--- Begin Input records ---
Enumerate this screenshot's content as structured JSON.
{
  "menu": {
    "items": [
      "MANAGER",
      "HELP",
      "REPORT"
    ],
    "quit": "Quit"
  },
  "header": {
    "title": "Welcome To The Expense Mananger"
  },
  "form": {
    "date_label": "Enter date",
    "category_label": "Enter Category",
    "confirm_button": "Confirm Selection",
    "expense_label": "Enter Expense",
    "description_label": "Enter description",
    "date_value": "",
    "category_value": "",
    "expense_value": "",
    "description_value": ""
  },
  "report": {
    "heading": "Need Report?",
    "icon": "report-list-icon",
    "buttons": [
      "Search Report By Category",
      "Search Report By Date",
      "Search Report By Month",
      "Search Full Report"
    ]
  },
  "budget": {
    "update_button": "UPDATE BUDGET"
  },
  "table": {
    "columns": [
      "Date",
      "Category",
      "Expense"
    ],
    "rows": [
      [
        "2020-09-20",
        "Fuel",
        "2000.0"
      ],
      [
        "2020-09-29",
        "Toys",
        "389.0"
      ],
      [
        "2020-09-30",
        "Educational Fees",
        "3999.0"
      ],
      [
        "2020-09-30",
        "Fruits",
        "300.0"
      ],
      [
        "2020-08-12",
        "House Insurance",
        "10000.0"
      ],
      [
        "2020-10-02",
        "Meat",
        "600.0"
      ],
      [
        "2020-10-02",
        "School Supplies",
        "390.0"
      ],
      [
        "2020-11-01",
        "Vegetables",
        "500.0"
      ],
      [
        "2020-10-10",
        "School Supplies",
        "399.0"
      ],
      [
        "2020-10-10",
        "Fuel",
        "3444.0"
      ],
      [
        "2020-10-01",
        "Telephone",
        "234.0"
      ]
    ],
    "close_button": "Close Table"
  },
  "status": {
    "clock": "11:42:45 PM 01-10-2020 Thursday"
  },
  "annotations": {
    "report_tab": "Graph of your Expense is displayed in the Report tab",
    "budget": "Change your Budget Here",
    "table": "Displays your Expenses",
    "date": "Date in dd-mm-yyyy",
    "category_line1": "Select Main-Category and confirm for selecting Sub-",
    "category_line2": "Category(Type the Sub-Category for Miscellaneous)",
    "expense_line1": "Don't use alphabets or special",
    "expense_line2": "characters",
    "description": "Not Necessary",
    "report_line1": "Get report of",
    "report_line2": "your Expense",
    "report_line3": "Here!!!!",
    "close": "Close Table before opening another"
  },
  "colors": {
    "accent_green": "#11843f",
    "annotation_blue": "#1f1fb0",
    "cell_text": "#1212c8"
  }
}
--- End Input records ---
— What is required —
Report how many lines of the data contain the word "your", using the number alone.

— Answer to this problem —
4